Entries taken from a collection

»»

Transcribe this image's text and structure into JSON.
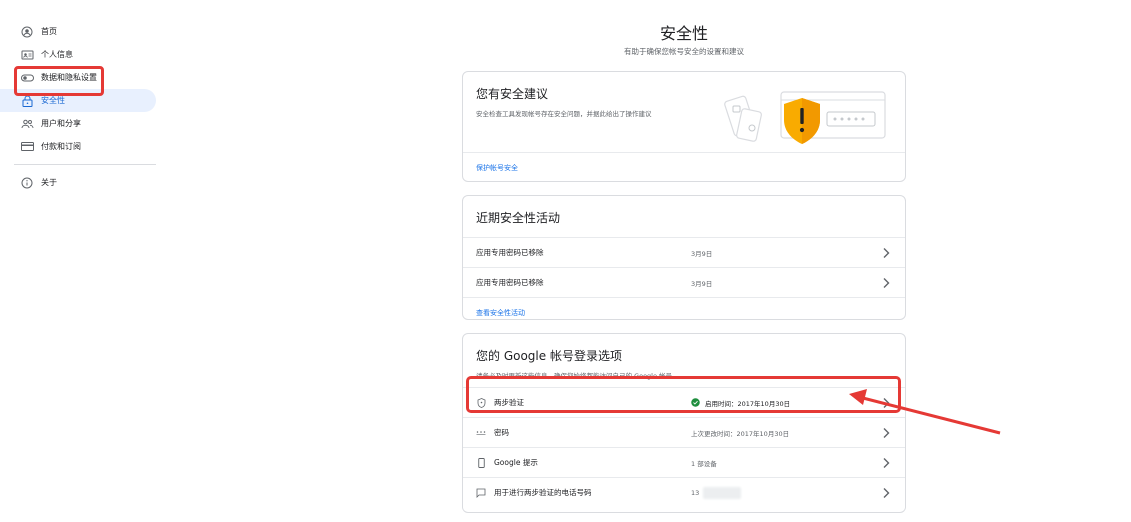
{
  "sidebar": {
    "items": [
      {
        "label": "首页",
        "icon": "account-circle-icon"
      },
      {
        "label": "个人信息",
        "icon": "id-card-icon"
      },
      {
        "label": "数据和隐私设置",
        "icon": "toggle-icon"
      },
      {
        "label": "安全性",
        "icon": "lock-icon"
      },
      {
        "label": "用户和分享",
        "icon": "people-icon"
      },
      {
        "label": "付款和订阅",
        "icon": "credit-card-icon"
      }
    ],
    "about": {
      "label": "关于",
      "icon": "info-icon"
    }
  },
  "header": {
    "title": "安全性",
    "subtitle": "有助于确保您帐号安全的设置和建议"
  },
  "recommendation_card": {
    "title": "您有安全建议",
    "description": "安全检查工具发现帐号存在安全问题，并据此给出了操作建议",
    "link": "保护帐号安全"
  },
  "activity_card": {
    "title": "近期安全性活动",
    "rows": [
      {
        "label": "应用专用密码已移除",
        "value": "3月9日"
      },
      {
        "label": "应用专用密码已移除",
        "value": "3月9日"
      }
    ],
    "link": "查看安全性活动"
  },
  "signin_card": {
    "title": "您的 Google 帐号登录选项",
    "description": "请务必及时更新这些信息，确保您始终都能访问自己的 Google 帐号",
    "rows": [
      {
        "label": "两步验证",
        "value": "启用时间：2017年10月30日",
        "icon": "shield-icon"
      },
      {
        "label": "密码",
        "value": "上次更改时间：2017年10月30日",
        "icon": "password-dots-icon"
      },
      {
        "label": "Google 提示",
        "value": "1 部设备",
        "icon": "phone-icon"
      },
      {
        "label": "用于进行两步验证的电话号码",
        "value": "13",
        "icon": "message-icon"
      }
    ]
  },
  "colors": {
    "accent": "#1a73e8",
    "active_bg": "#e8f0fe",
    "annotation_red": "#e53935",
    "success_green": "#1e8e3e",
    "warning_yellow": "#f9ab00"
  }
}
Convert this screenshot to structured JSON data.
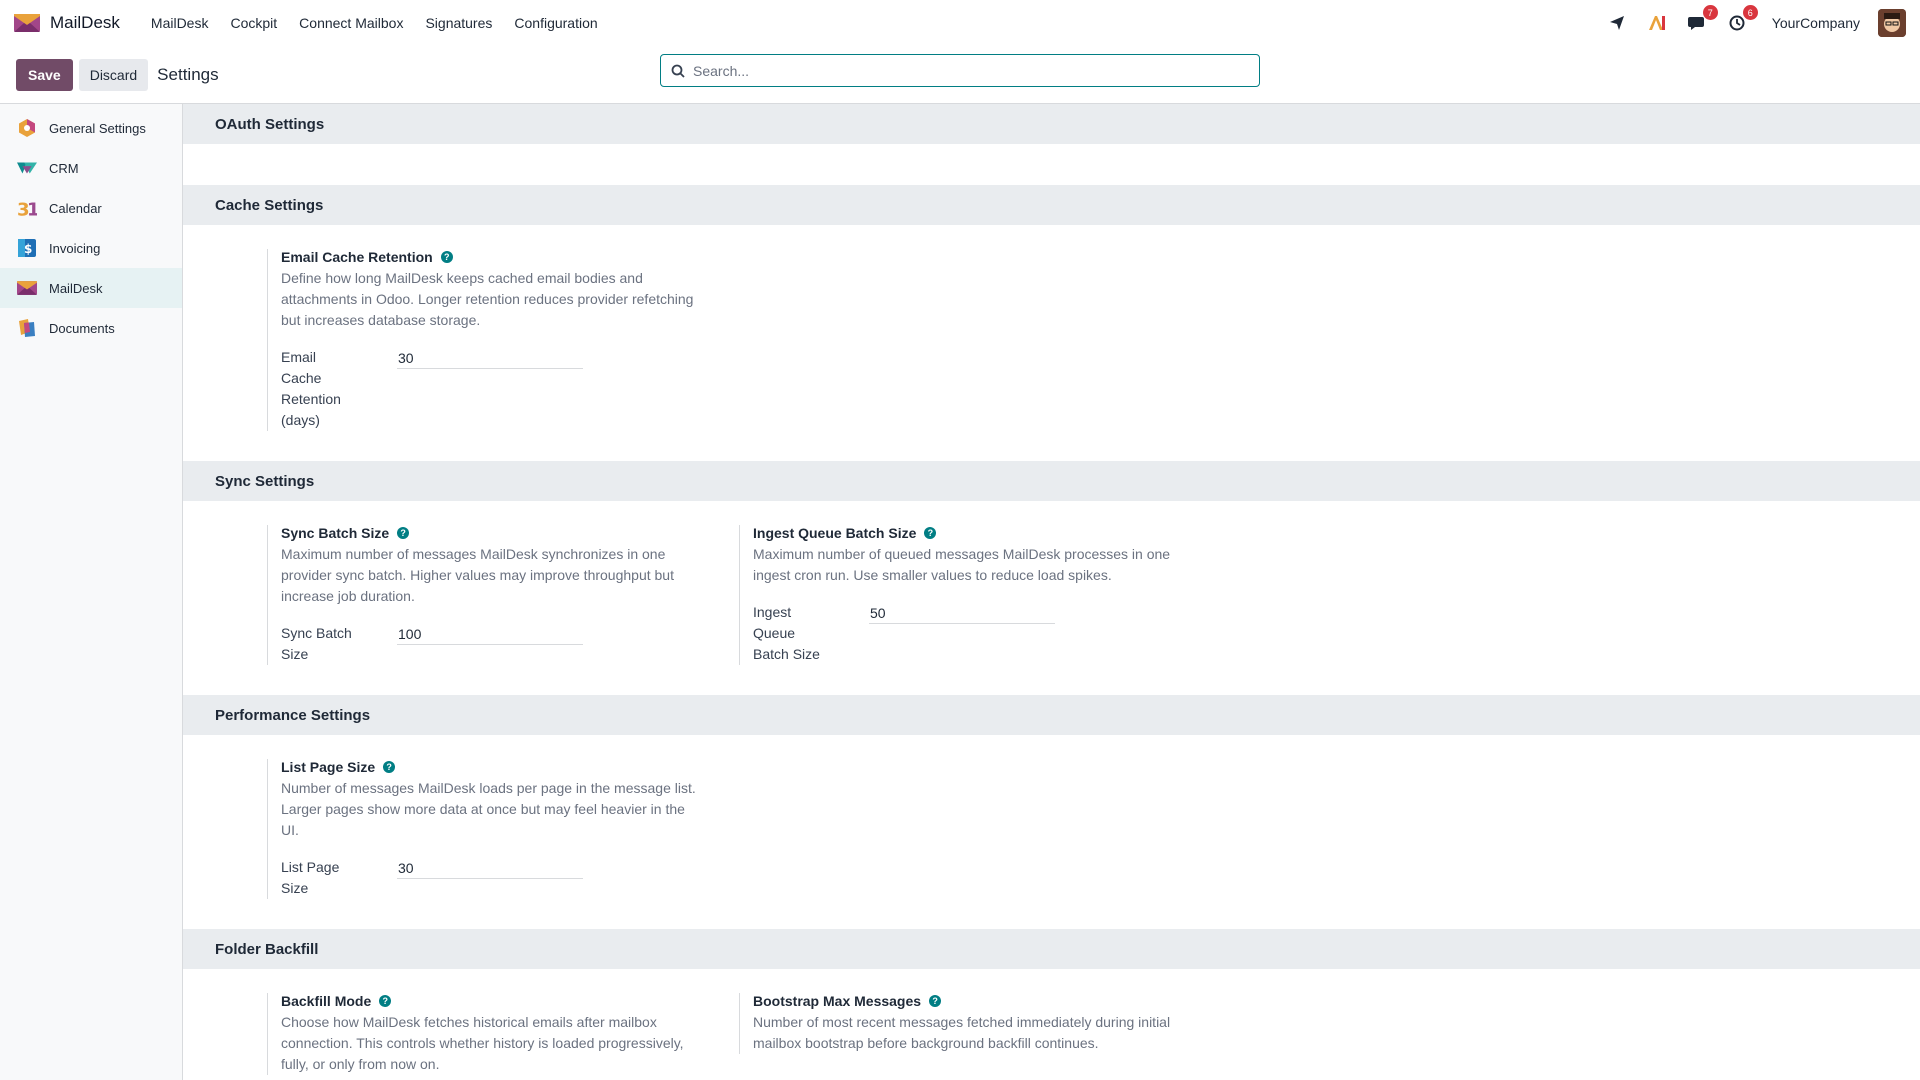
{
  "navbar": {
    "brand": "MailDesk",
    "menu": [
      "MailDesk",
      "Cockpit",
      "Connect Mailbox",
      "Signatures",
      "Configuration"
    ],
    "chat_count": "7",
    "activity_count": "6",
    "company": "YourCompany"
  },
  "control": {
    "save_label": "Save",
    "discard_label": "Discard",
    "title": "Settings",
    "search_placeholder": "Search..."
  },
  "sidebar": {
    "items": [
      {
        "label": "General Settings",
        "icon": "general-settings-icon"
      },
      {
        "label": "CRM",
        "icon": "crm-icon"
      },
      {
        "label": "Calendar",
        "icon": "calendar-icon"
      },
      {
        "label": "Invoicing",
        "icon": "invoicing-icon"
      },
      {
        "label": "MailDesk",
        "icon": "maildesk-icon"
      },
      {
        "label": "Documents",
        "icon": "documents-icon"
      }
    ]
  },
  "sections": {
    "oauth": {
      "title": "OAuth Settings"
    },
    "cache": {
      "title": "Cache Settings",
      "retention": {
        "title": "Email Cache Retention",
        "desc": "Define how long MailDesk keeps cached email bodies and attachments in Odoo. Longer retention reduces provider refetching but increases database storage.",
        "field_label": "Email Cache Retention (days)",
        "value": "30"
      }
    },
    "sync": {
      "title": "Sync Settings",
      "batch": {
        "title": "Sync Batch Size",
        "desc": "Maximum number of messages MailDesk synchronizes in one provider sync batch. Higher values may improve throughput but increase job duration.",
        "field_label": "Sync Batch Size",
        "value": "100"
      },
      "ingest": {
        "title": "Ingest Queue Batch Size",
        "desc": "Maximum number of queued messages MailDesk processes in one ingest cron run. Use smaller values to reduce load spikes.",
        "field_label": "Ingest Queue Batch Size",
        "value": "50"
      }
    },
    "performance": {
      "title": "Performance Settings",
      "page_size": {
        "title": "List Page Size",
        "desc": "Number of messages MailDesk loads per page in the message list. Larger pages show more data at once but may feel heavier in the UI.",
        "field_label": "List Page Size",
        "value": "30"
      }
    },
    "backfill": {
      "title": "Folder Backfill",
      "mode": {
        "title": "Backfill Mode",
        "desc": "Choose how MailDesk fetches historical emails after mailbox connection. This controls whether history is loaded progressively, fully, or only from now on."
      },
      "bootstrap": {
        "title": "Bootstrap Max Messages",
        "desc": "Number of most recent messages fetched immediately during initial mailbox bootstrap before background backfill continues."
      }
    }
  },
  "colors": {
    "primary": "#714b67",
    "accent": "#017e84",
    "section_bg": "#e9ecef"
  }
}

««

Task brief. All the lines above are to be given again exactly as they read, with the pictures removed.

Exercise solution.
Transcribe this image's text and structure into JSON.
{
  "sidebar": {
    "items": [
      {
        "label": "首页",
        "icon": "account-circle-icon"
      },
      {
        "label": "个人信息",
        "icon": "id-card-icon"
      },
      {
        "label": "数据和隐私设置",
        "icon": "toggle-icon"
      },
      {
        "label": "安全性",
        "icon": "lock-icon"
      },
      {
        "label": "用户和分享",
        "icon": "people-icon"
      },
      {
        "label": "付款和订阅",
        "icon": "credit-card-icon"
      }
    ],
    "about": {
      "label": "关于",
      "icon": "info-icon"
    }
  },
  "header": {
    "title": "安全性",
    "subtitle": "有助于确保您帐号安全的设置和建议"
  },
  "recommendation_card": {
    "title": "您有安全建议",
    "description": "安全检查工具发现帐号存在安全问题，并据此给出了操作建议",
    "link": "保护帐号安全"
  },
  "activity_card": {
    "title": "近期安全性活动",
    "rows": [
      {
        "label": "应用专用密码已移除",
        "value": "3月9日"
      },
      {
        "label": "应用专用密码已移除",
        "value": "3月9日"
      }
    ],
    "link": "查看安全性活动"
  },
  "signin_card": {
    "title": "您的 Google 帐号登录选项",
    "description": "请务必及时更新这些信息，确保您始终都能访问自己的 Google 帐号",
    "rows": [
      {
        "label": "两步验证",
        "value": "启用时间：2017年10月30日",
        "icon": "shield-icon"
      },
      {
        "label": "密码",
        "value": "上次更改时间：2017年10月30日",
        "icon": "password-dots-icon"
      },
      {
        "label": "Google 提示",
        "value": "1 部设备",
        "icon": "phone-icon"
      },
      {
        "label": "用于进行两步验证的电话号码",
        "value": "13",
        "icon": "message-icon"
      }
    ]
  },
  "colors": {
    "accent": "#1a73e8",
    "active_bg": "#e8f0fe",
    "annotation_red": "#e53935",
    "success_green": "#1e8e3e",
    "warning_yellow": "#f9ab00"
  }
}
Convert this screenshot to structured JSON data.
{
  "navbar": {
    "brand": "MailDesk",
    "menu": [
      "MailDesk",
      "Cockpit",
      "Connect Mailbox",
      "Signatures",
      "Configuration"
    ],
    "chat_count": "7",
    "activity_count": "6",
    "company": "YourCompany"
  },
  "control": {
    "save_label": "Save",
    "discard_label": "Discard",
    "title": "Settings",
    "search_placeholder": "Search..."
  },
  "sidebar": {
    "items": [
      {
        "label": "General Settings",
        "icon": "general-settings-icon"
      },
      {
        "label": "CRM",
        "icon": "crm-icon"
      },
      {
        "label": "Calendar",
        "icon": "calendar-icon"
      },
      {
        "label": "Invoicing",
        "icon": "invoicing-icon"
      },
      {
        "label": "MailDesk",
        "icon": "maildesk-icon"
      },
      {
        "label": "Documents",
        "icon": "documents-icon"
      }
    ]
  },
  "sections": {
    "oauth": {
      "title": "OAuth Settings"
    },
    "cache": {
      "title": "Cache Settings",
      "retention": {
        "title": "Email Cache Retention",
        "desc": "Define how long MailDesk keeps cached email bodies and attachments in Odoo. Longer retention reduces provider refetching but increases database storage.",
        "field_label": "Email Cache Retention (days)",
        "value": "30"
      }
    },
    "sync": {
      "title": "Sync Settings",
      "batch": {
        "title": "Sync Batch Size",
        "desc": "Maximum number of messages MailDesk synchronizes in one provider sync batch. Higher values may improve throughput but increase job duration.",
        "field_label": "Sync Batch Size",
        "value": "100"
      },
      "ingest": {
        "title": "Ingest Queue Batch Size",
        "desc": "Maximum number of queued messages MailDesk processes in one ingest cron run. Use smaller values to reduce load spikes.",
        "field_label": "Ingest Queue Batch Size",
        "value": "50"
      }
    },
    "performance": {
      "title": "Performance Settings",
      "page_size": {
        "title": "List Page Size",
        "desc": "Number of messages MailDesk loads per page in the message list. Larger pages show more data at once but may feel heavier in the UI.",
        "field_label": "List Page Size",
        "value": "30"
      }
    },
    "backfill": {
      "title": "Folder Backfill",
      "mode": {
        "title": "Backfill Mode",
        "desc": "Choose how MailDesk fetches historical emails after mailbox connection. This controls whether history is loaded progressively, fully, or only from now on."
      },
      "bootstrap": {
        "title": "Bootstrap Max Messages",
        "desc": "Number of most recent messages fetched immediately during initial mailbox bootstrap before background backfill continues."
      }
    }
  },
  "colors": {
    "primary": "#714b67",
    "accent": "#017e84",
    "section_bg": "#e9ecef"
  }
}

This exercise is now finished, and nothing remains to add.